WHAT THE EXERCISE ASKS: The exercise asks you to copy every line below in which "Shift" appears.

-- Start --

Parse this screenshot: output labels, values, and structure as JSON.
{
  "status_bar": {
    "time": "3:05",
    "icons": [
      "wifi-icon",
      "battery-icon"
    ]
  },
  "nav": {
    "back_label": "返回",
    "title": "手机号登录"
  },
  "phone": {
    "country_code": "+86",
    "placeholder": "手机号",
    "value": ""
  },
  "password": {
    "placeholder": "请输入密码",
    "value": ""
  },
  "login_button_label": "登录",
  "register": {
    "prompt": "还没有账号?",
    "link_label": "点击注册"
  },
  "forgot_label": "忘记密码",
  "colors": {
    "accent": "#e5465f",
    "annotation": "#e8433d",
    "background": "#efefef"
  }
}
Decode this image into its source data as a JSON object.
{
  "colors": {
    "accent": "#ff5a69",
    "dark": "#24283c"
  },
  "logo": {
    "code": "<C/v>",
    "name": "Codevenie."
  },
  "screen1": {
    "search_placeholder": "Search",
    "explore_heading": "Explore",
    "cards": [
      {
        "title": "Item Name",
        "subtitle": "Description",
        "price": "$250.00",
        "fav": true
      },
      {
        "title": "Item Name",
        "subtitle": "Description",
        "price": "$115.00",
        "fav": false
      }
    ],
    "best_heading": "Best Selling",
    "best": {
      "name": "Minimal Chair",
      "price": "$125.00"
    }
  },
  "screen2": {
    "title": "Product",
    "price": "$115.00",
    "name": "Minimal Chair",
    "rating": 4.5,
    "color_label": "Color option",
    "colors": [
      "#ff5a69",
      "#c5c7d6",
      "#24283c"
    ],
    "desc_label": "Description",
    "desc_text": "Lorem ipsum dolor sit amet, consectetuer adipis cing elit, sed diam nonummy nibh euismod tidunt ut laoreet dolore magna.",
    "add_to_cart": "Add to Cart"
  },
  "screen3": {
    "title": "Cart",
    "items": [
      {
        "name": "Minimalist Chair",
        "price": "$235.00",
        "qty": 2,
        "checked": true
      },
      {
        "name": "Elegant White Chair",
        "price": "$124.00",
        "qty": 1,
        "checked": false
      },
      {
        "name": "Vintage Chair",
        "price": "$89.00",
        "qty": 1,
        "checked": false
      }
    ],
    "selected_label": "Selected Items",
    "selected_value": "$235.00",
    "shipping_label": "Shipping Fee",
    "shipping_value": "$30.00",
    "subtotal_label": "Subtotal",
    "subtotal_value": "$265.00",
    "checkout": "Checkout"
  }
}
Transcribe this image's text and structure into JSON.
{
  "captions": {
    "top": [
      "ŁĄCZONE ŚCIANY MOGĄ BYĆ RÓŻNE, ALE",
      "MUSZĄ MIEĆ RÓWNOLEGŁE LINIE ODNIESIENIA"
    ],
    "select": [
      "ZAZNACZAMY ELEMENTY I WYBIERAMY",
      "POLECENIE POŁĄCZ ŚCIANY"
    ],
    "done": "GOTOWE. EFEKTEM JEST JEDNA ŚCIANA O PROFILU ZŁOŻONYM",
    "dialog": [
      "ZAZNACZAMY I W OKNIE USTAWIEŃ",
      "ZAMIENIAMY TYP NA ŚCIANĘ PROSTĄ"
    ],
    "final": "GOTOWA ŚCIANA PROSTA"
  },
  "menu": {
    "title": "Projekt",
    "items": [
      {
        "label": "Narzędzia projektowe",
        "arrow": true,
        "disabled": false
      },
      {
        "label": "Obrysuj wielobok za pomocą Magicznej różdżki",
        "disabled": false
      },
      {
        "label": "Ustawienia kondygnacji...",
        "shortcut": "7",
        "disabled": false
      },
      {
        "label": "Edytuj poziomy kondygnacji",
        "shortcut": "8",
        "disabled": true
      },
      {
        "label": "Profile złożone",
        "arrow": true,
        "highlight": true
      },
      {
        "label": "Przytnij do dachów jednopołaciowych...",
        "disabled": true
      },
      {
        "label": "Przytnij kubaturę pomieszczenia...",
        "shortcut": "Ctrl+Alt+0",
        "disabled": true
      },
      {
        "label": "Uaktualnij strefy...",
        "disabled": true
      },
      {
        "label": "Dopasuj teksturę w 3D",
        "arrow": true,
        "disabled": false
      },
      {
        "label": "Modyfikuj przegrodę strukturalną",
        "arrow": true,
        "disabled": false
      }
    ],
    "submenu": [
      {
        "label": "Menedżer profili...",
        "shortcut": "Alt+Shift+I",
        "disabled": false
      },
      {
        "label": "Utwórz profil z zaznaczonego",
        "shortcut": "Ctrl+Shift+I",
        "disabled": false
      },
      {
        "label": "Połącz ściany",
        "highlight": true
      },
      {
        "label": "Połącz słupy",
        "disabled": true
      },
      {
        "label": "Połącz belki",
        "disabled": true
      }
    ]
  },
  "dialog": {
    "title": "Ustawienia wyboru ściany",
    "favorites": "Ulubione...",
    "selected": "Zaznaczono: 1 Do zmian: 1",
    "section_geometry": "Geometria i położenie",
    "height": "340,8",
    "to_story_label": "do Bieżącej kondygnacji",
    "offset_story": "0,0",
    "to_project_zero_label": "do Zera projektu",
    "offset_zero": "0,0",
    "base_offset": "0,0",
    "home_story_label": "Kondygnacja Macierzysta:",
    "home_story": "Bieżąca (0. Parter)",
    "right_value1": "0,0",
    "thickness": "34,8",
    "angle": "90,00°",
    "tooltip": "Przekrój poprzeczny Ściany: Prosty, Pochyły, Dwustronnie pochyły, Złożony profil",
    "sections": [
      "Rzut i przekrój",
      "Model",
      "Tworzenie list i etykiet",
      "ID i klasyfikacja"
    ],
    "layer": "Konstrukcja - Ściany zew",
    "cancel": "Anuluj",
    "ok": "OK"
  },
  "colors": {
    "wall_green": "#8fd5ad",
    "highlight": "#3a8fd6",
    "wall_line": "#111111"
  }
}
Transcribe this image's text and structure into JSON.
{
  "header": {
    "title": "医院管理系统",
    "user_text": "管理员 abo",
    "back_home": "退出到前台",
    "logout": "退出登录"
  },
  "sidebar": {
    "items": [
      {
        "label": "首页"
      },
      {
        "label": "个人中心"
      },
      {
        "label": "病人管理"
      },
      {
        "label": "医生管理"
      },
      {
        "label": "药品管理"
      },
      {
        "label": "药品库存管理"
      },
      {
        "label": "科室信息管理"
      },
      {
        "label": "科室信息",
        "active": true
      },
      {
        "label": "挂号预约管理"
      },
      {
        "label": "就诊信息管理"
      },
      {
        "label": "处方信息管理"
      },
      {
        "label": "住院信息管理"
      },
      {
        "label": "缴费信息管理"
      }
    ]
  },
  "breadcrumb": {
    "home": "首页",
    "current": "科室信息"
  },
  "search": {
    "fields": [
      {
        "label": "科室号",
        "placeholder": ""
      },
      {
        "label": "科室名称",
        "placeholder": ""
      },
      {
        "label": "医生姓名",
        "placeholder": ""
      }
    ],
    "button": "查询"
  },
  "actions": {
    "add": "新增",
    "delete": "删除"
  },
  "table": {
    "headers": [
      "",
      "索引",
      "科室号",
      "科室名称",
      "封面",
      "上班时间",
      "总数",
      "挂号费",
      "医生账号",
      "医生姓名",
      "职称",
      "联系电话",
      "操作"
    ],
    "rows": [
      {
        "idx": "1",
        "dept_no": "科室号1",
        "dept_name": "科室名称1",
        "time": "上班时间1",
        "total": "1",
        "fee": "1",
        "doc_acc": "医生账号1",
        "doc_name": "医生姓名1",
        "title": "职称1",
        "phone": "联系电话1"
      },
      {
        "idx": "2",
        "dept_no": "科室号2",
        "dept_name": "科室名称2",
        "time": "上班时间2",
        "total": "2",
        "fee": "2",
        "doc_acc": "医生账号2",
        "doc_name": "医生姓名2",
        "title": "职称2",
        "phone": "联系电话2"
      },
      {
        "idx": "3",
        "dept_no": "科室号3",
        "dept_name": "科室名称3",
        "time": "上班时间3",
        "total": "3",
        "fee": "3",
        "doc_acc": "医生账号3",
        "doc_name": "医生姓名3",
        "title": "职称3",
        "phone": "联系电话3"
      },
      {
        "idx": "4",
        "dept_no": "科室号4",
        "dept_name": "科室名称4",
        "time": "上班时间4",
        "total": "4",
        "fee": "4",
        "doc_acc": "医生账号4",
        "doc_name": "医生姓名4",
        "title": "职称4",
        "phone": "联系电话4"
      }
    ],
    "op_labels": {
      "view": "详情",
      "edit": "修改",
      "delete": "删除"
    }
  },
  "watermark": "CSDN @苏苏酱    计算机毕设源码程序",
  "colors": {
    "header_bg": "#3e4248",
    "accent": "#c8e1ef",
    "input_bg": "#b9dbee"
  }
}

-- End --

TASK SOLUTION:
        "shortcut": "Alt+Shift+I",
        "shortcut": "Ctrl+Shift+I",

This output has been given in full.